══ Provided records ══

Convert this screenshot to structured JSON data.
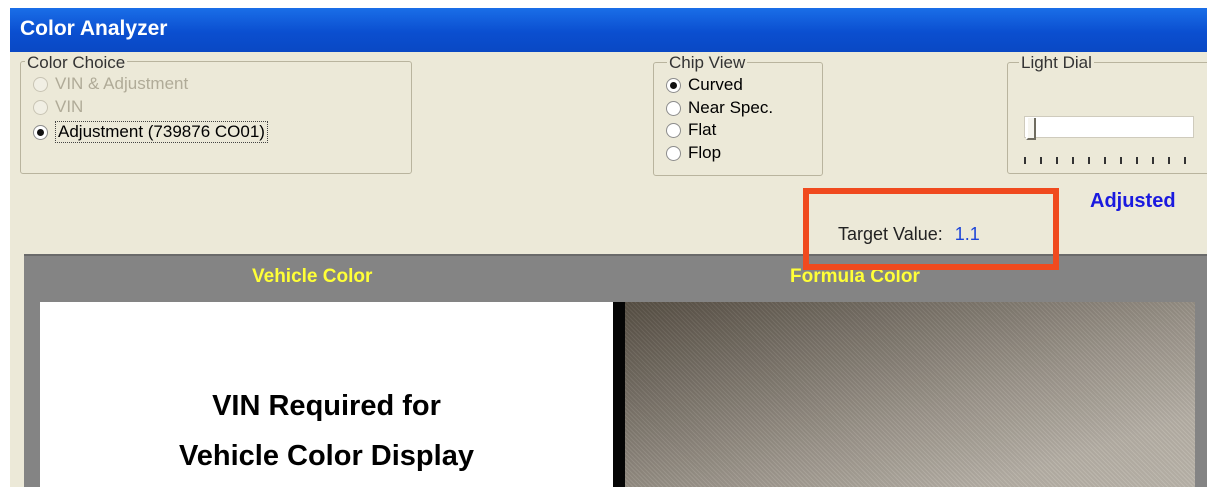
{
  "window": {
    "title": "Color Analyzer"
  },
  "color_choice": {
    "legend": "Color Choice",
    "options": [
      {
        "label": "VIN & Adjustment",
        "selected": false,
        "disabled": true
      },
      {
        "label": "VIN",
        "selected": false,
        "disabled": true
      },
      {
        "label": "Adjustment (739876 CO01)",
        "selected": true,
        "disabled": false
      }
    ]
  },
  "chip_view": {
    "legend": "Chip View",
    "options": [
      {
        "label": "Curved",
        "selected": true
      },
      {
        "label": "Near Spec.",
        "selected": false
      },
      {
        "label": "Flat",
        "selected": false
      },
      {
        "label": "Flop",
        "selected": false
      }
    ]
  },
  "light_dial": {
    "legend": "Light Dial",
    "value_fraction": 0.0
  },
  "status": {
    "adjusted_label": "Adjusted",
    "target_value_label": "Target Value:",
    "target_value": "1.1"
  },
  "display": {
    "vehicle_color_title": "Vehicle Color",
    "formula_color_title": "Formula Color",
    "vin_message_line1": "VIN Required for",
    "vin_message_line2": "Vehicle Color Display"
  },
  "colors": {
    "title_bar": "#0b4fd0",
    "window_bg": "#ece9d8",
    "adjusted_text": "#1a1adf",
    "target_value_text": "#1d45d8",
    "highlight_box": "#f04a1e",
    "panel_title": "#ffff37",
    "display_bg": "#848484"
  }
}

═══

**To do**
Images do not belong in the copy; reproduce all other parts of the records above verbatim.

**Response to this task**
Convert this screenshot to structured JSON data.
{
  "window": {
    "title": "Color Analyzer"
  },
  "color_choice": {
    "legend": "Color Choice",
    "options": [
      {
        "label": "VIN & Adjustment",
        "selected": false,
        "disabled": true
      },
      {
        "label": "VIN",
        "selected": false,
        "disabled": true
      },
      {
        "label": "Adjustment (739876 CO01)",
        "selected": true,
        "disabled": false
      }
    ]
  },
  "chip_view": {
    "legend": "Chip View",
    "options": [
      {
        "label": "Curved",
        "selected": true
      },
      {
        "label": "Near Spec.",
        "selected": false
      },
      {
        "label": "Flat",
        "selected": false
      },
      {
        "label": "Flop",
        "selected": false
      }
    ]
  },
  "light_dial": {
    "legend": "Light Dial",
    "value_fraction": 0.0
  },
  "status": {
    "adjusted_label": "Adjusted",
    "target_value_label": "Target Value:",
    "target_value": "1.1"
  },
  "display": {
    "vehicle_color_title": "Vehicle Color",
    "formula_color_title": "Formula Color",
    "vin_message_line1": "VIN Required for",
    "vin_message_line2": "Vehicle Color Display"
  },
  "colors": {
    "title_bar": "#0b4fd0",
    "window_bg": "#ece9d8",
    "adjusted_text": "#1a1adf",
    "target_value_text": "#1d45d8",
    "highlight_box": "#f04a1e",
    "panel_title": "#ffff37",
    "display_bg": "#848484"
  }
}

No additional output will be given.